→ **Items listed in a dataset**
*-*-*
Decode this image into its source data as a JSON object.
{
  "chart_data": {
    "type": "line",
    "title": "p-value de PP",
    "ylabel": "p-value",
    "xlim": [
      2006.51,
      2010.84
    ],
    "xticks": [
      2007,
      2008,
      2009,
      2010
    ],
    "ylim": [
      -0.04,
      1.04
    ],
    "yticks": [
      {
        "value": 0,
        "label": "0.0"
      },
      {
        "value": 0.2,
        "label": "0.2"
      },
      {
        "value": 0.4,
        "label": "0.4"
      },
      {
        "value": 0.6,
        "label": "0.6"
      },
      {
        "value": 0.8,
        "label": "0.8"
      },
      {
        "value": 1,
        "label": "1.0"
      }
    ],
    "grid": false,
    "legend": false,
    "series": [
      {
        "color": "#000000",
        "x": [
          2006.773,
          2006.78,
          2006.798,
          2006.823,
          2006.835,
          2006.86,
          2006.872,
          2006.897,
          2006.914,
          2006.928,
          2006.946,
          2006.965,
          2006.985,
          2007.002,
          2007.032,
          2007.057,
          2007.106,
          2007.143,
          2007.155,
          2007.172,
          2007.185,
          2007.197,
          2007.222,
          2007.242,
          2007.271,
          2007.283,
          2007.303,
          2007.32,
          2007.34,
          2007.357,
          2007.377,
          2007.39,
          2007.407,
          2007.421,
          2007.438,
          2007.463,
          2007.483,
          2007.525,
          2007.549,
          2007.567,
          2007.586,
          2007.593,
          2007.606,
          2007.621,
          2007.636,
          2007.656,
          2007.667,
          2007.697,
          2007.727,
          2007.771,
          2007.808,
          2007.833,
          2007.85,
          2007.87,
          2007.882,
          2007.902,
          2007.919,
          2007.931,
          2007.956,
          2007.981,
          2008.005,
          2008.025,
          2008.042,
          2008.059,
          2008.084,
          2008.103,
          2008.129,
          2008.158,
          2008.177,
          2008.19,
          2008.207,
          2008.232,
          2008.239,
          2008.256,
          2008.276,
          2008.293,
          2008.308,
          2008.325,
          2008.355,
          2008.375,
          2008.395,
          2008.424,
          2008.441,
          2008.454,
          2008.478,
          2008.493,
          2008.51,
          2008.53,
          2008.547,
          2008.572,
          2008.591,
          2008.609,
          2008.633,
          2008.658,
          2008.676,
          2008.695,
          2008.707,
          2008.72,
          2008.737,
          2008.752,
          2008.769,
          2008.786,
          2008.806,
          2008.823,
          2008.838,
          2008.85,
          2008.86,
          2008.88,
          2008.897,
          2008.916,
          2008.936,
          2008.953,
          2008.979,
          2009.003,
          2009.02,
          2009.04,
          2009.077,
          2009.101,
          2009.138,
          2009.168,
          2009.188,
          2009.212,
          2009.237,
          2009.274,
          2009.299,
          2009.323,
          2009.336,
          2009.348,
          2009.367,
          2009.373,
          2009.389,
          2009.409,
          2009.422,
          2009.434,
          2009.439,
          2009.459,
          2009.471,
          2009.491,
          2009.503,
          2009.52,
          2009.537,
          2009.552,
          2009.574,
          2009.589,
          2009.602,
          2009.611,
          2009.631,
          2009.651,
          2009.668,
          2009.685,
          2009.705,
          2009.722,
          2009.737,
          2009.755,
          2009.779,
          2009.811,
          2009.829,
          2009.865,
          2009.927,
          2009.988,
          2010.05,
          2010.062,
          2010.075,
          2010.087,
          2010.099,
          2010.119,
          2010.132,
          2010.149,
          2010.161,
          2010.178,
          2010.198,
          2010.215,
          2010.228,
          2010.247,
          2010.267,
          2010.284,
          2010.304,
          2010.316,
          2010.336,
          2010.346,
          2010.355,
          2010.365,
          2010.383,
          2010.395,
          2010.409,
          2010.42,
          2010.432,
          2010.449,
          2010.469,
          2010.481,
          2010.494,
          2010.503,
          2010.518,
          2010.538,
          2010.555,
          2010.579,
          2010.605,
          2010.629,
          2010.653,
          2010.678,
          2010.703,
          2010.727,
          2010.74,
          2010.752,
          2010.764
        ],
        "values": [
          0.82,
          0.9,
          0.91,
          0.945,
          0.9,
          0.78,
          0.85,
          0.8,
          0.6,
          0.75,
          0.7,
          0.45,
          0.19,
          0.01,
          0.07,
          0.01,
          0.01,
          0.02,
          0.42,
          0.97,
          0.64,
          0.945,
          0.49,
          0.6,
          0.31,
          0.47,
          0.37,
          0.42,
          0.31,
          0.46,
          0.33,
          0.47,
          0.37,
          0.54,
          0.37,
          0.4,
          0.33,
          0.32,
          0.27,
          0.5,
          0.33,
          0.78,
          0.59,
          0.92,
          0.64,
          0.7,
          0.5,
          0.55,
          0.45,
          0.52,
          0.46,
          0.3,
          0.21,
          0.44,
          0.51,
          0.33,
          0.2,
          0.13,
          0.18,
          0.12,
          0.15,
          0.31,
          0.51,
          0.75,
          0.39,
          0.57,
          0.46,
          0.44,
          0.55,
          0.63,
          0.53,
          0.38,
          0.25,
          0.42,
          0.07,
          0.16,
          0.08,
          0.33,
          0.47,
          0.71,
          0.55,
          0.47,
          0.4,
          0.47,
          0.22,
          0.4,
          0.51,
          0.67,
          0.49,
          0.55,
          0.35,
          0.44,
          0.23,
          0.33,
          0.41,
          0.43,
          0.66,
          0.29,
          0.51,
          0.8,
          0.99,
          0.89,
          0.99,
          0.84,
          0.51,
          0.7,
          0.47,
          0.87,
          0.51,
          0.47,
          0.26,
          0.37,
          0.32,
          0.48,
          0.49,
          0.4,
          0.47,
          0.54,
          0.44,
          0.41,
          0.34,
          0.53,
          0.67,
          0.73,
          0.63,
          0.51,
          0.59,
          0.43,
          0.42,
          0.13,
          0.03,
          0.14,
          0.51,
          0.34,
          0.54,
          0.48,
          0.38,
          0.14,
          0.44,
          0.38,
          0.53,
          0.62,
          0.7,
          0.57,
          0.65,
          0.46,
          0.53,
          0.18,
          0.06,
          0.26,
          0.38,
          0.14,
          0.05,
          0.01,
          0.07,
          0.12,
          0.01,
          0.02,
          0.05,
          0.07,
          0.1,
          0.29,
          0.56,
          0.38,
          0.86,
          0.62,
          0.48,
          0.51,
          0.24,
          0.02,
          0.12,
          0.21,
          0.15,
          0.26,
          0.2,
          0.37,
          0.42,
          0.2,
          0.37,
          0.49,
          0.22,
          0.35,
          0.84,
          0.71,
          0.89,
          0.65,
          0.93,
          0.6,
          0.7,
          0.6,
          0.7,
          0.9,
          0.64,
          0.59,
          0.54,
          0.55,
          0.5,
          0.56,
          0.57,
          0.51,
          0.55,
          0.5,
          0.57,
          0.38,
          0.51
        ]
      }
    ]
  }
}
*-*-*
→ **Stated task**
Make an exact copy of the listing, including every line.

→ **Finished answer**
Decode this image into its source data as a JSON object.
{
  "chart_data": {
    "type": "line",
    "title": "p-value de PP",
    "ylabel": "p-value",
    "xlim": [
      2006.51,
      2010.84
    ],
    "xticks": [
      2007,
      2008,
      2009,
      2010
    ],
    "ylim": [
      -0.04,
      1.04
    ],
    "yticks": [
      {
        "value": 0,
        "label": "0.0"
      },
      {
        "value": 0.2,
        "label": "0.2"
      },
      {
        "value": 0.4,
        "label": "0.4"
      },
      {
        "value": 0.6,
        "label": "0.6"
      },
      {
        "value": 0.8,
        "label": "0.8"
      },
      {
        "value": 1,
        "label": "1.0"
      }
    ],
    "grid": false,
    "legend": false,
    "series": [
      {
        "color": "#000000",
        "x": [
          2006.773,
          2006.78,
          2006.798,
          2006.823,
          2006.835,
          2006.86,
          2006.872,
          2006.897,
          2006.914,
          2006.928,
          2006.946,
          2006.965,
          2006.985,
          2007.002,
          2007.032,
          2007.057,
          2007.106,
          2007.143,
          2007.155,
          2007.172,
          2007.185,
          2007.197,
          2007.222,
          2007.242,
          2007.271,
          2007.283,
          2007.303,
          2007.32,
          2007.34,
          2007.357,
          2007.377,
          2007.39,
          2007.407,
          2007.421,
          2007.438,
          2007.463,
          2007.483,
          2007.525,
          2007.549,
          2007.567,
          2007.586,
          2007.593,
          2007.606,
          2007.621,
          2007.636,
          2007.656,
          2007.667,
          2007.697,
          2007.727,
          2007.771,
          2007.808,
          2007.833,
          2007.85,
          2007.87,
          2007.882,
          2007.902,
          2007.919,
          2007.931,
          2007.956,
          2007.981,
          2008.005,
          2008.025,
          2008.042,
          2008.059,
          2008.084,
          2008.103,
          2008.129,
          2008.158,
          2008.177,
          2008.19,
          2008.207,
          2008.232,
          2008.239,
          2008.256,
          2008.276,
          2008.293,
          2008.308,
          2008.325,
          2008.355,
          2008.375,
          2008.395,
          2008.424,
          2008.441,
          2008.454,
          2008.478,
          2008.493,
          2008.51,
          2008.53,
          2008.547,
          2008.572,
          2008.591,
          2008.609,
          2008.633,
          2008.658,
          2008.676,
          2008.695,
          2008.707,
          2008.72,
          2008.737,
          2008.752,
          2008.769,
          2008.786,
          2008.806,
          2008.823,
          2008.838,
          2008.85,
          2008.86,
          2008.88,
          2008.897,
          2008.916,
          2008.936,
          2008.953,
          2008.979,
          2009.003,
          2009.02,
          2009.04,
          2009.077,
          2009.101,
          2009.138,
          2009.168,
          2009.188,
          2009.212,
          2009.237,
          2009.274,
          2009.299,
          2009.323,
          2009.336,
          2009.348,
          2009.367,
          2009.373,
          2009.389,
          2009.409,
          2009.422,
          2009.434,
          2009.439,
          2009.459,
          2009.471,
          2009.491,
          2009.503,
          2009.52,
          2009.537,
          2009.552,
          2009.574,
          2009.589,
          2009.602,
          2009.611,
          2009.631,
          2009.651,
          2009.668,
          2009.685,
          2009.705,
          2009.722,
          2009.737,
          2009.755,
          2009.779,
          2009.811,
          2009.829,
          2009.865,
          2009.927,
          2009.988,
          2010.05,
          2010.062,
          2010.075,
          2010.087,
          2010.099,
          2010.119,
          2010.132,
          2010.149,
          2010.161,
          2010.178,
          2010.198,
          2010.215,
          2010.228,
          2010.247,
          2010.267,
          2010.284,
          2010.304,
          2010.316,
          2010.336,
          2010.346,
          2010.355,
          2010.365,
          2010.383,
          2010.395,
          2010.409,
          2010.42,
          2010.432,
          2010.449,
          2010.469,
          2010.481,
          2010.494,
          2010.503,
          2010.518,
          2010.538,
          2010.555,
          2010.579,
          2010.605,
          2010.629,
          2010.653,
          2010.678,
          2010.703,
          2010.727,
          2010.74,
          2010.752,
          2010.764
        ],
        "values": [
          0.82,
          0.9,
          0.91,
          0.945,
          0.9,
          0.78,
          0.85,
          0.8,
          0.6,
          0.75,
          0.7,
          0.45,
          0.19,
          0.01,
          0.07,
          0.01,
          0.01,
          0.02,
          0.42,
          0.97,
          0.64,
          0.945,
          0.49,
          0.6,
          0.31,
          0.47,
          0.37,
          0.42,
          0.31,
          0.46,
          0.33,
          0.47,
          0.37,
          0.54,
          0.37,
          0.4,
          0.33,
          0.32,
          0.27,
          0.5,
          0.33,
          0.78,
          0.59,
          0.92,
          0.64,
          0.7,
          0.5,
          0.55,
          0.45,
          0.52,
          0.46,
          0.3,
          0.21,
          0.44,
          0.51,
          0.33,
          0.2,
          0.13,
          0.18,
          0.12,
          0.15,
          0.31,
          0.51,
          0.75,
          0.39,
          0.57,
          0.46,
          0.44,
          0.55,
          0.63,
          0.53,
          0.38,
          0.25,
          0.42,
          0.07,
          0.16,
          0.08,
          0.33,
          0.47,
          0.71,
          0.55,
          0.47,
          0.4,
          0.47,
          0.22,
          0.4,
          0.51,
          0.67,
          0.49,
          0.55,
          0.35,
          0.44,
          0.23,
          0.33,
          0.41,
          0.43,
          0.66,
          0.29,
          0.51,
          0.8,
          0.99,
          0.89,
          0.99,
          0.84,
          0.51,
          0.7,
          0.47,
          0.87,
          0.51,
          0.47,
          0.26,
          0.37,
          0.32,
          0.48,
          0.49,
          0.4,
          0.47,
          0.54,
          0.44,
          0.41,
          0.34,
          0.53,
          0.67,
          0.73,
          0.63,
          0.51,
          0.59,
          0.43,
          0.42,
          0.13,
          0.03,
          0.14,
          0.51,
          0.34,
          0.54,
          0.48,
          0.38,
          0.14,
          0.44,
          0.38,
          0.53,
          0.62,
          0.7,
          0.57,
          0.65,
          0.46,
          0.53,
          0.18,
          0.06,
          0.26,
          0.38,
          0.14,
          0.05,
          0.01,
          0.07,
          0.12,
          0.01,
          0.02,
          0.05,
          0.07,
          0.1,
          0.29,
          0.56,
          0.38,
          0.86,
          0.62,
          0.48,
          0.51,
          0.24,
          0.02,
          0.12,
          0.21,
          0.15,
          0.26,
          0.2,
          0.37,
          0.42,
          0.2,
          0.37,
          0.49,
          0.22,
          0.35,
          0.84,
          0.71,
          0.89,
          0.65,
          0.93,
          0.6,
          0.7,
          0.6,
          0.7,
          0.9,
          0.64,
          0.59,
          0.54,
          0.55,
          0.5,
          0.56,
          0.57,
          0.51,
          0.55,
          0.5,
          0.57,
          0.38,
          0.51
        ]
      }
    ]
  }
}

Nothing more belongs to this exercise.